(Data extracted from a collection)
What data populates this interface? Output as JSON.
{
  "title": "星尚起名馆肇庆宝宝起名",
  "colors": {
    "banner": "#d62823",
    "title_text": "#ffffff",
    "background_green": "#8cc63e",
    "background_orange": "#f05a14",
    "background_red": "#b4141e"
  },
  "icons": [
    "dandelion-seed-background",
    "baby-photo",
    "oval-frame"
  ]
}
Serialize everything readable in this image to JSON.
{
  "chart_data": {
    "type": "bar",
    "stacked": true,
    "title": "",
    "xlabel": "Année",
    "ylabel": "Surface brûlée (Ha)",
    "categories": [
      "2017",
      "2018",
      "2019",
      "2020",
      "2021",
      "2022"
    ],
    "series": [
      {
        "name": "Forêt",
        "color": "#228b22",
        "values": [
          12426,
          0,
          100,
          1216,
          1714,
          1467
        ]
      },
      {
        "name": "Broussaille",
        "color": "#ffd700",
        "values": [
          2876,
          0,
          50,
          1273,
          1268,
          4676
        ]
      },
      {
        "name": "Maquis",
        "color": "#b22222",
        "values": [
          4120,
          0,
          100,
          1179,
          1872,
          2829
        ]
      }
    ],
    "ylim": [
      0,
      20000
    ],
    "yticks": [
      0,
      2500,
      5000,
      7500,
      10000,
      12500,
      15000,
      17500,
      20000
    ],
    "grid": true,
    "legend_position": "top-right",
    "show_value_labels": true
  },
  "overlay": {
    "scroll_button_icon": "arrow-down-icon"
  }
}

--

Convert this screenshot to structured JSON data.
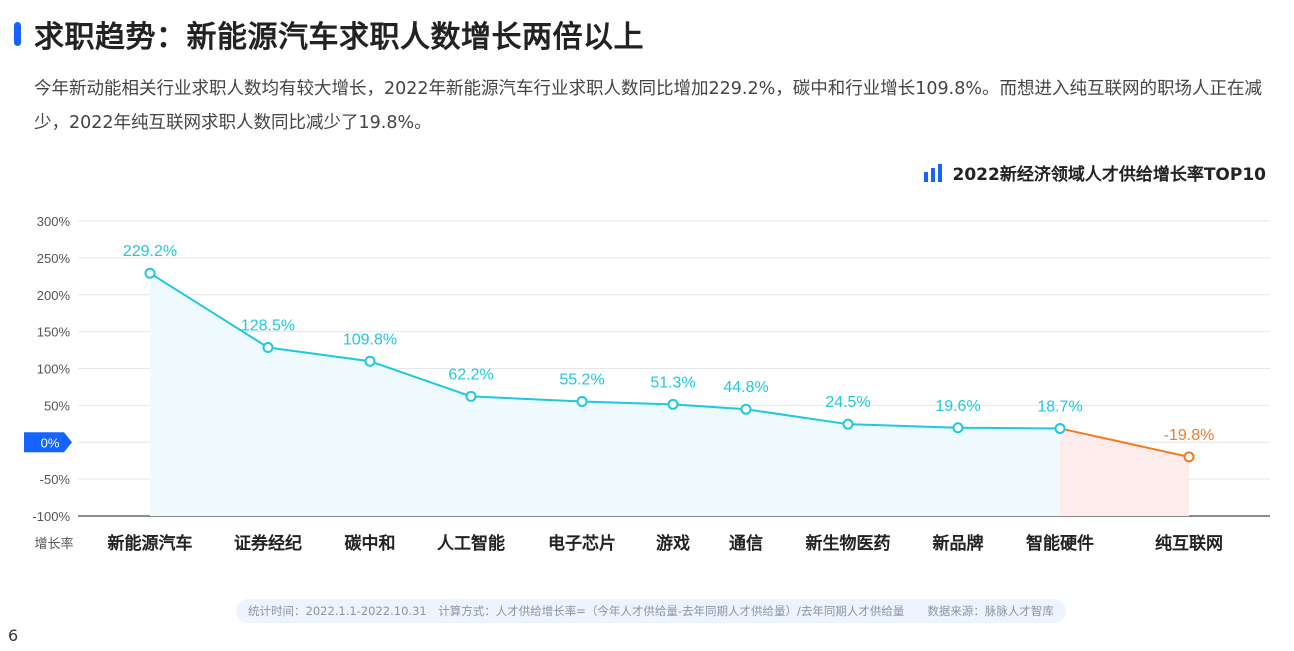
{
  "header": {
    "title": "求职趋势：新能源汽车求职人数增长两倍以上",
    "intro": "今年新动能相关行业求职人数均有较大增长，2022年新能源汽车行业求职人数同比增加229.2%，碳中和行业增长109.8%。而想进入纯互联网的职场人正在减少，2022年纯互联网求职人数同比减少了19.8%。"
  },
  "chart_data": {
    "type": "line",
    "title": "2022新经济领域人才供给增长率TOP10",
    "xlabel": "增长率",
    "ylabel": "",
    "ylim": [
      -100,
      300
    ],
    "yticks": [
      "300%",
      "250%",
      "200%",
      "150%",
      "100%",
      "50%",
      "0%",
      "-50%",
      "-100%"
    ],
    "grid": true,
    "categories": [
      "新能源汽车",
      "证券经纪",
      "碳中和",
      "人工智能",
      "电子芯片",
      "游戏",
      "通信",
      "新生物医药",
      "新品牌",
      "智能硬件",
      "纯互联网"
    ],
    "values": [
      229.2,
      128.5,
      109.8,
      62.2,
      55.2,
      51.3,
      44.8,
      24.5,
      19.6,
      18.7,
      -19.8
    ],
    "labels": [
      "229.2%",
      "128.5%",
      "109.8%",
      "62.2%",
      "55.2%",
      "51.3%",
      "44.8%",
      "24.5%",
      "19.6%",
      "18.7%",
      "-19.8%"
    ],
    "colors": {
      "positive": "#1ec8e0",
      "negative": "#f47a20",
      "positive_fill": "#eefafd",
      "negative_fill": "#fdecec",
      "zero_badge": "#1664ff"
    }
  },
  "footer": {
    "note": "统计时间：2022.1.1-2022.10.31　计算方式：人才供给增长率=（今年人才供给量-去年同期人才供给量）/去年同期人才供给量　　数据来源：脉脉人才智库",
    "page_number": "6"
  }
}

### [EXERCISE BRIEF]
From the listing above, copy all lines holding the word "JSON".

### [TASK RESULT]
What data populates this interface? Output as JSON.
Serialize everything readable in this image to JSON.
Convert this screenshot to structured JSON data.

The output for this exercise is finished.